Given task: Copy every line of the data that contains the string "your".

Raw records
↓

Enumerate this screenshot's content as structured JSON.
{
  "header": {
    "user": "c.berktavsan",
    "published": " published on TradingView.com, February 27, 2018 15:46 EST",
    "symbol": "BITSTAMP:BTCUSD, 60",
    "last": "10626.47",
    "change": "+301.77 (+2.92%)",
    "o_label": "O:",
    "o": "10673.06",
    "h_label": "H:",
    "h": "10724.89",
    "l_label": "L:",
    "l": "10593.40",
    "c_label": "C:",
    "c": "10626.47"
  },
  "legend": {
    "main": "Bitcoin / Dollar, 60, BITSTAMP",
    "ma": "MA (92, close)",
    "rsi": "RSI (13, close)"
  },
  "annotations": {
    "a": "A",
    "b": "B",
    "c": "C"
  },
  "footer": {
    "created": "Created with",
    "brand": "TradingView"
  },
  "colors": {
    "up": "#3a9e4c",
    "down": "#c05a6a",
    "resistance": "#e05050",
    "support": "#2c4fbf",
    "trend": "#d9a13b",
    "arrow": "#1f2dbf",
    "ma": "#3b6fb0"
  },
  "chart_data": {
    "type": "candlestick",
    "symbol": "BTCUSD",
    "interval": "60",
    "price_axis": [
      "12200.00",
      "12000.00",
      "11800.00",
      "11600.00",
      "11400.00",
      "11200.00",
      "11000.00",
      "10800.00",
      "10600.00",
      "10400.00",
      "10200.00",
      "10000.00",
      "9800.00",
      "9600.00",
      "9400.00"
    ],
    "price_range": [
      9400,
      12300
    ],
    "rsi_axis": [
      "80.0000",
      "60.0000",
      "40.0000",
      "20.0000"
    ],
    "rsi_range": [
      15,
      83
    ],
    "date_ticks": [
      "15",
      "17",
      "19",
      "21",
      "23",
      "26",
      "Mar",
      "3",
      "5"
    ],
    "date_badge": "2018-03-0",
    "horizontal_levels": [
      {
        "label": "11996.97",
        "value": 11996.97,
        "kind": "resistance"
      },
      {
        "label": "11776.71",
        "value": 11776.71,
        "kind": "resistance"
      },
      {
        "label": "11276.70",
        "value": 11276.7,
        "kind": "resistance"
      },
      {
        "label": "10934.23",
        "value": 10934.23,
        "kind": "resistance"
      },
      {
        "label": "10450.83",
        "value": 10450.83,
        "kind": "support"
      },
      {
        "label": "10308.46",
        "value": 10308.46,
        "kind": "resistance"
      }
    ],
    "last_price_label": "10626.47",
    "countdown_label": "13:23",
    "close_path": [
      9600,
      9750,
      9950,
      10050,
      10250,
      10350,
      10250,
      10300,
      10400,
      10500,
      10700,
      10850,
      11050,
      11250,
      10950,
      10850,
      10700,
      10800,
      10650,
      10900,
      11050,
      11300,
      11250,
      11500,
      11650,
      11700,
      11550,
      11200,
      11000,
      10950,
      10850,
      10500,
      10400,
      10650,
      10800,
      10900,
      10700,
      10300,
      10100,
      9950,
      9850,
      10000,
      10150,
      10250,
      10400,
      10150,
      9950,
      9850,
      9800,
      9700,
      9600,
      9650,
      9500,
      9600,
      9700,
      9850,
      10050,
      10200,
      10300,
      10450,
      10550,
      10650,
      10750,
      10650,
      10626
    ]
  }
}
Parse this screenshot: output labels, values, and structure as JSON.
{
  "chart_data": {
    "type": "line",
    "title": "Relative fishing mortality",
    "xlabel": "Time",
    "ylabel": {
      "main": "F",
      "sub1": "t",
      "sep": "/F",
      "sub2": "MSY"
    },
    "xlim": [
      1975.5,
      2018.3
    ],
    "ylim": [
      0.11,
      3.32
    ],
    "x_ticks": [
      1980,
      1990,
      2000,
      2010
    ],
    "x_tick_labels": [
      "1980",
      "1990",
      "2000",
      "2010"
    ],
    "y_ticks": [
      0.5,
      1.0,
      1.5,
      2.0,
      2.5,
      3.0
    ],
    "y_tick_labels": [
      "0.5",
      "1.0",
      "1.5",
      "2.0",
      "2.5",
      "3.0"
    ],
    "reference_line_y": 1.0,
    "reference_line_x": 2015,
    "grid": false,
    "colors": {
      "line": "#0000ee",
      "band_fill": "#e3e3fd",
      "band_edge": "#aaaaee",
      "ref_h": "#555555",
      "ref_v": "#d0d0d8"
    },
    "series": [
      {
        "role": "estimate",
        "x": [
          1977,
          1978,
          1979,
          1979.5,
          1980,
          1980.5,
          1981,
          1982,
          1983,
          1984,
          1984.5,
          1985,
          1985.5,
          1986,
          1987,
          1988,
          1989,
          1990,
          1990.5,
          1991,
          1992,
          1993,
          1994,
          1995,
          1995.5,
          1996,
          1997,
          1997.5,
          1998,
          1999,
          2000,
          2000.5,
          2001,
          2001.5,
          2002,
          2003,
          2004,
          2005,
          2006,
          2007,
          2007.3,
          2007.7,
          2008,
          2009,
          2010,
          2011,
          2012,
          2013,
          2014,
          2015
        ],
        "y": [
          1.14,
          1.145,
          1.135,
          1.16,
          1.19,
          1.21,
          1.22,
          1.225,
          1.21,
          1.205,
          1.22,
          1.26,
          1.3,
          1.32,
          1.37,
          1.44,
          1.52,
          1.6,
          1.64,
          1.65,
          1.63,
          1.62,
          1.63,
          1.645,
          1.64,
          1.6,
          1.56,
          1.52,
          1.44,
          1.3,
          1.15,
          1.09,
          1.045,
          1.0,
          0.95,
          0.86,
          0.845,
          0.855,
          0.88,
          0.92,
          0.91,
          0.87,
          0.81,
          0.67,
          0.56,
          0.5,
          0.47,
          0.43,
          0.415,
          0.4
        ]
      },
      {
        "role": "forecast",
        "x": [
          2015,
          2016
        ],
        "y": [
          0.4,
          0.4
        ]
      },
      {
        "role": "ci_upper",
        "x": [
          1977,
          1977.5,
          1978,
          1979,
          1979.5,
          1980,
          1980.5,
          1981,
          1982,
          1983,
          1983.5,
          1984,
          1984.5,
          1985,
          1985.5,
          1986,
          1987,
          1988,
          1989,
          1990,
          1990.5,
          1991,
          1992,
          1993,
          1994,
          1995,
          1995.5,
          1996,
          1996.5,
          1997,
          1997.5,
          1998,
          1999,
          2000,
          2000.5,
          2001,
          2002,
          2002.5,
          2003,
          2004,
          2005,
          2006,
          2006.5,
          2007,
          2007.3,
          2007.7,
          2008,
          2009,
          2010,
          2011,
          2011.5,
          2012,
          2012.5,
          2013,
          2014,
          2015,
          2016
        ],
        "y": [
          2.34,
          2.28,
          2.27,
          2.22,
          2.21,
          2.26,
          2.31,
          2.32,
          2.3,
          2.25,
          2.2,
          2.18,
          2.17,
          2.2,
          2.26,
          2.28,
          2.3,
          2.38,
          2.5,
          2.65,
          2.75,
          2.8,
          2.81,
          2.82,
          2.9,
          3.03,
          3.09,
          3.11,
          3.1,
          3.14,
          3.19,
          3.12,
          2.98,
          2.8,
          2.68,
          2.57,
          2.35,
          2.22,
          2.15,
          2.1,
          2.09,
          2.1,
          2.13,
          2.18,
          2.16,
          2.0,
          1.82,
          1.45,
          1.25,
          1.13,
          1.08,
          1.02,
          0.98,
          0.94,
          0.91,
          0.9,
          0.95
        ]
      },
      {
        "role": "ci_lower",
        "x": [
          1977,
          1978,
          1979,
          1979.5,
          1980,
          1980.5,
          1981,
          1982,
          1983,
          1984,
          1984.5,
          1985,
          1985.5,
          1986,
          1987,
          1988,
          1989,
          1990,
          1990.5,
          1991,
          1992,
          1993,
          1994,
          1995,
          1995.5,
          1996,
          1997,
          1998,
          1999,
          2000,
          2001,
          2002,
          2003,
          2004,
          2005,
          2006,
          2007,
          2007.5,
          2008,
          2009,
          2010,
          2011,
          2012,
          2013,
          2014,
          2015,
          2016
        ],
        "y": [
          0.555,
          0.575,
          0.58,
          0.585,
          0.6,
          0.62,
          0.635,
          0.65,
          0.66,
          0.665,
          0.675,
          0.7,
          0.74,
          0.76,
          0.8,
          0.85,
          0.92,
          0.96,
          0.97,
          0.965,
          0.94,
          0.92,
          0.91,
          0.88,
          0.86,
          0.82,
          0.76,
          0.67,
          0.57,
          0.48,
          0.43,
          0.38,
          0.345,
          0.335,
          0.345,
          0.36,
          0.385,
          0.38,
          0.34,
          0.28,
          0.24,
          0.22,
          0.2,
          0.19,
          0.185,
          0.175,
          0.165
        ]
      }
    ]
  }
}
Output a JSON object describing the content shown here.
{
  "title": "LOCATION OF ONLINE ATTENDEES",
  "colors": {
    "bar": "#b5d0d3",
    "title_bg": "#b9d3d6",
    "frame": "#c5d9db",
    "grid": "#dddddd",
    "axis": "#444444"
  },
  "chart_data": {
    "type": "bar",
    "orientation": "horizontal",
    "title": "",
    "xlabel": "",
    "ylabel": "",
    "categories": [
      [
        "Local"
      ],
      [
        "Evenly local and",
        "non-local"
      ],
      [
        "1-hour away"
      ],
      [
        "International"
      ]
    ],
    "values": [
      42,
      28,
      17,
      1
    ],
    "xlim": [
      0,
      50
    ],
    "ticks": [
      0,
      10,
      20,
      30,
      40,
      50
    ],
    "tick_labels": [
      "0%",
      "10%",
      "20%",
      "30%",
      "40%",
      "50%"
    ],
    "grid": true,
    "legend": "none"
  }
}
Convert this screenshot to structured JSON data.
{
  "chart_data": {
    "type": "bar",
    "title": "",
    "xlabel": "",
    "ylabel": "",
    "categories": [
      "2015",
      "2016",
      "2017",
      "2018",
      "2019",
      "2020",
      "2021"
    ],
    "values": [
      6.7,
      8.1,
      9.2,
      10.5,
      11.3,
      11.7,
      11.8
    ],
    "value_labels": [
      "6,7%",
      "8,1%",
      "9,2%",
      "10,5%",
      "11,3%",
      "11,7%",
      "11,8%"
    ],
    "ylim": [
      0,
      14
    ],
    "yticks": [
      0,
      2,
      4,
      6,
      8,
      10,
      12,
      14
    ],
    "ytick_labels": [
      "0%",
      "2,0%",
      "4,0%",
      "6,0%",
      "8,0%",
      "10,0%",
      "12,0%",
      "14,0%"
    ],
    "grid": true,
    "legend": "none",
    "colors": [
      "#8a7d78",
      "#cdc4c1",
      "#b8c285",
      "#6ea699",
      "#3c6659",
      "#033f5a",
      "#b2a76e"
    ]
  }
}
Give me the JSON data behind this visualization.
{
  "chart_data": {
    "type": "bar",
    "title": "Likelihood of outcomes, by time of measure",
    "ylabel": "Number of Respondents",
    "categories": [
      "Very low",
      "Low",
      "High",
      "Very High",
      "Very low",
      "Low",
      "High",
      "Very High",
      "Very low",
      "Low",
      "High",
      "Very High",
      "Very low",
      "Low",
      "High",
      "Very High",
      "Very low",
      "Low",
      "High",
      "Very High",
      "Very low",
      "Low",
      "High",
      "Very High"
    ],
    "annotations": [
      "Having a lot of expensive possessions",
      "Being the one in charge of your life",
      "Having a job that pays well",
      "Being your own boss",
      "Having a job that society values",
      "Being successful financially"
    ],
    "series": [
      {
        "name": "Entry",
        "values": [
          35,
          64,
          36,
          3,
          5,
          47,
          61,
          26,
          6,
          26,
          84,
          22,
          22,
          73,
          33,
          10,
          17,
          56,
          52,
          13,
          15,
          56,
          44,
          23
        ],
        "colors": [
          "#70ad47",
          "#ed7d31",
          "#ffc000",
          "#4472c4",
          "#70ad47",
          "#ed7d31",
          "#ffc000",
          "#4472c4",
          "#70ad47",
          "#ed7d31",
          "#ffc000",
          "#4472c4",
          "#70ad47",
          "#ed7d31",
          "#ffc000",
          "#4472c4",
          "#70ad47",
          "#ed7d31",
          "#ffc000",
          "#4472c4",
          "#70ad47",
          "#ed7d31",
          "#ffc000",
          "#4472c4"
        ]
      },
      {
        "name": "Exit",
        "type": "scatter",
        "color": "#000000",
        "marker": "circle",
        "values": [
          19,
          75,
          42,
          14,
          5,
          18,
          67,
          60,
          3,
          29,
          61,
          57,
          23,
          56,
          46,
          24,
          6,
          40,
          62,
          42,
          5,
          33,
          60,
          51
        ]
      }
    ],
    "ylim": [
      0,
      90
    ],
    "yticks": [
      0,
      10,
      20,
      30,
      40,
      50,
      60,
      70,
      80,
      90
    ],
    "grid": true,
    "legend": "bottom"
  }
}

↑

Complete output:
      "Being the one in charge of your life",
      "Being your own boss",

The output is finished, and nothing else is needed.